── MATERIAL TO PROCESS ──

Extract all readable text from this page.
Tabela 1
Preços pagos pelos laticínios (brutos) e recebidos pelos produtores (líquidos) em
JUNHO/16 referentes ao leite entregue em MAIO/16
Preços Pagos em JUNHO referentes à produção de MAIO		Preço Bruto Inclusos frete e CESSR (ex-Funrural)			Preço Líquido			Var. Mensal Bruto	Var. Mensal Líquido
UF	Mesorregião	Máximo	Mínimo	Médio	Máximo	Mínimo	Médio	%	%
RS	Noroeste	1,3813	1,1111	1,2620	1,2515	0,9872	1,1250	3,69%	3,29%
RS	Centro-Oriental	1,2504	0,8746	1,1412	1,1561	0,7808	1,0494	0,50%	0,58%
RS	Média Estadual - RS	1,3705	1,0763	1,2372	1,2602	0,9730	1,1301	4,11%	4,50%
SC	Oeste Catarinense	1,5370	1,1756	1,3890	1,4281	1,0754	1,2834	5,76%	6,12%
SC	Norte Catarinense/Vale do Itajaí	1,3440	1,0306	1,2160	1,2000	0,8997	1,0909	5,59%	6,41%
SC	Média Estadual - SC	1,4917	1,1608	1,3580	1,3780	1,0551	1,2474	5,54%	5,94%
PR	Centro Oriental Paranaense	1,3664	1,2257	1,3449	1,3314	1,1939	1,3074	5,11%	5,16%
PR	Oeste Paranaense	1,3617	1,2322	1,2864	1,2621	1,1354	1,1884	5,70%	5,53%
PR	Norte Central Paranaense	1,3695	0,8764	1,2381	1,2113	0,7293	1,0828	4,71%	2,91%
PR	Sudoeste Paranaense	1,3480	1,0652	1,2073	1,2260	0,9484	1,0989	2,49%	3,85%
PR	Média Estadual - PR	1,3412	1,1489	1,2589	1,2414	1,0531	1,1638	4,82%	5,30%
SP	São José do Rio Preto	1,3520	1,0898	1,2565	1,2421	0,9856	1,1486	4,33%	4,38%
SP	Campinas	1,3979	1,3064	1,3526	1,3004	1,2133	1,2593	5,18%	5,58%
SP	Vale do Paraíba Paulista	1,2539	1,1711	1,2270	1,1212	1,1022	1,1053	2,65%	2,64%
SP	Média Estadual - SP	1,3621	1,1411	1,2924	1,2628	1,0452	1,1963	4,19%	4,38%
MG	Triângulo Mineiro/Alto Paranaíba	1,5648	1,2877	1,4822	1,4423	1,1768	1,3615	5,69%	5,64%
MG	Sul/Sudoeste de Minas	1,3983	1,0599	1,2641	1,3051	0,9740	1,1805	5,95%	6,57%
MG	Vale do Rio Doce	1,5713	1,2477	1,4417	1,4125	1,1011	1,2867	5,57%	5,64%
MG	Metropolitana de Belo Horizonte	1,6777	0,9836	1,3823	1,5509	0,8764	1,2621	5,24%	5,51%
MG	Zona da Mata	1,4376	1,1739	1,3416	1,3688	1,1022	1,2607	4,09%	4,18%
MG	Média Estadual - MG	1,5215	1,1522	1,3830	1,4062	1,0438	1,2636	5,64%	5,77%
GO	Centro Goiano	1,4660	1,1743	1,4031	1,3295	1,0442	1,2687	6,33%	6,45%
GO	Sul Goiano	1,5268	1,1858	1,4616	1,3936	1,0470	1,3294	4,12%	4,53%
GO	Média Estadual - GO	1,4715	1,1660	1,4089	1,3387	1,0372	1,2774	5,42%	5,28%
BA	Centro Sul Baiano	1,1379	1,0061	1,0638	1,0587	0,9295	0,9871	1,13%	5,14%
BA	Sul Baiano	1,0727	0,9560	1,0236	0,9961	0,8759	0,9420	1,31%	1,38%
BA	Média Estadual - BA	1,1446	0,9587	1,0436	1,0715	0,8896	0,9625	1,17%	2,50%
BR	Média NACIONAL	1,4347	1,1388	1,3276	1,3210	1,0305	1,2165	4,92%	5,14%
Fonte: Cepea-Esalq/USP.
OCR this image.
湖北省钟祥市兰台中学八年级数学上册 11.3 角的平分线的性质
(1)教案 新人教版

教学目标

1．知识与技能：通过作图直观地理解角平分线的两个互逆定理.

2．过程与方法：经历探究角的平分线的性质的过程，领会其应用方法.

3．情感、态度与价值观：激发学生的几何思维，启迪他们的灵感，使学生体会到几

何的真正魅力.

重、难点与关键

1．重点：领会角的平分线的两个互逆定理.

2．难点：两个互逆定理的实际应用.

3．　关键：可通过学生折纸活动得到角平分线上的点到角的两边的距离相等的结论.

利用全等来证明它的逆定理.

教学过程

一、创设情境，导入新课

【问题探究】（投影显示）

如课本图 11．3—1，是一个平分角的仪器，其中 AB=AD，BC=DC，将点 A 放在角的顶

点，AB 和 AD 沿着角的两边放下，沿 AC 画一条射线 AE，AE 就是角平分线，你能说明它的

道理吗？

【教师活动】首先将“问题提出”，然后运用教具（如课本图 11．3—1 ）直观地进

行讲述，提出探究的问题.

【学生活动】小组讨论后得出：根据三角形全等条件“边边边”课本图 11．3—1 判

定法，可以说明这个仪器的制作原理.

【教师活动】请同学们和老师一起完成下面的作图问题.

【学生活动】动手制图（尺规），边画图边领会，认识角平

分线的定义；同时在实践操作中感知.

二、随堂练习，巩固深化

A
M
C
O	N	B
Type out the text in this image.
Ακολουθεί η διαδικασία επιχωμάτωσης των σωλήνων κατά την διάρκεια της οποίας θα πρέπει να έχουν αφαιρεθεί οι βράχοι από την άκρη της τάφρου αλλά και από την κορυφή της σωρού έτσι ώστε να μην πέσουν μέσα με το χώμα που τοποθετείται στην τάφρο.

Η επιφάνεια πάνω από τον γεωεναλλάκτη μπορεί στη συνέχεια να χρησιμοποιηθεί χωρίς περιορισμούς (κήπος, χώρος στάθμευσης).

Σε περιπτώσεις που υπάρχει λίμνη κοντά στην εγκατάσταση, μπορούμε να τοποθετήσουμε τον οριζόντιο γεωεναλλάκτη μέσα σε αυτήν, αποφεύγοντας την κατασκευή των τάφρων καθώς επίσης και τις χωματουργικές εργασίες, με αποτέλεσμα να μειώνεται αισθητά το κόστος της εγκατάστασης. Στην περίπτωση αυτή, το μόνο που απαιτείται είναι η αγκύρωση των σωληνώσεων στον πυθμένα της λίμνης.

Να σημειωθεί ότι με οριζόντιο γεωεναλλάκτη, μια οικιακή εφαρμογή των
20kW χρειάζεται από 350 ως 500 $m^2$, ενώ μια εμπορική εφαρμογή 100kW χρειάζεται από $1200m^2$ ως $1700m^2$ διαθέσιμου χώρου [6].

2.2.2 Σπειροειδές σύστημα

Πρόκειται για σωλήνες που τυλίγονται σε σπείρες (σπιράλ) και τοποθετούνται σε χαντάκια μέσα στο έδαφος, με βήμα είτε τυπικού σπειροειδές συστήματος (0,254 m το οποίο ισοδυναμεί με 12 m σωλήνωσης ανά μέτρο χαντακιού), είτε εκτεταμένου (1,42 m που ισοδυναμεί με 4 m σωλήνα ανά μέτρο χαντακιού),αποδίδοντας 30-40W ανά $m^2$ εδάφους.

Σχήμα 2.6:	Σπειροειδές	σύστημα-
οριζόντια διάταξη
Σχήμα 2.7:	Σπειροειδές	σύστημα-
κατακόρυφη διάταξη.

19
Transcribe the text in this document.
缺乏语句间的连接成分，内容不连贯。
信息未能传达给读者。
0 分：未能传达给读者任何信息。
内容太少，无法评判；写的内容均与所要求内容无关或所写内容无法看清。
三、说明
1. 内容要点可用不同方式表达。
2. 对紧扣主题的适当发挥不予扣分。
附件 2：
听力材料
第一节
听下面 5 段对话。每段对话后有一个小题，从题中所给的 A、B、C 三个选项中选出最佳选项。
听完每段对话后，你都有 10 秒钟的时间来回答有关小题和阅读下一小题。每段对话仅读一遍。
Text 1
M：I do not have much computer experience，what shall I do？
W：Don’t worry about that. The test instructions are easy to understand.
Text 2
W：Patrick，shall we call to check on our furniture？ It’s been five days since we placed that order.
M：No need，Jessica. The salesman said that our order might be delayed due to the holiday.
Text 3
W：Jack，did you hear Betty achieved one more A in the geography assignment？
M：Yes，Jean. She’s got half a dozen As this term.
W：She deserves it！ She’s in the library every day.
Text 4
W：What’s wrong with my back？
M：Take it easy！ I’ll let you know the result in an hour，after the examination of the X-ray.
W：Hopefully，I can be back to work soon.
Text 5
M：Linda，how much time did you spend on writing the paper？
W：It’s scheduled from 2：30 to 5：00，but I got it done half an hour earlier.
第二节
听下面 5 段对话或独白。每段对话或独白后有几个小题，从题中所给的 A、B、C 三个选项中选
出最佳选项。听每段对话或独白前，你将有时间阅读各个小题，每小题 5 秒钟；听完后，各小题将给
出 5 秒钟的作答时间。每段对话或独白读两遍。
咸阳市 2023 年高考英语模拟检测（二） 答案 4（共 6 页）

───

WRITTEN INSTRUCTION: Select and copy every line of the material that holds the string "Baiano".

SOLUTION TO THE PROBLEM:
BA	Centro Sul Baiano	1,1379	1,0061	1,0638	1,0587	0,9295	0,9871	1,13%	5,14%
BA	Sul Baiano	1,0727	0,9560	1,0236	0,9961	0,8759	0,9420	1,31%	1,38%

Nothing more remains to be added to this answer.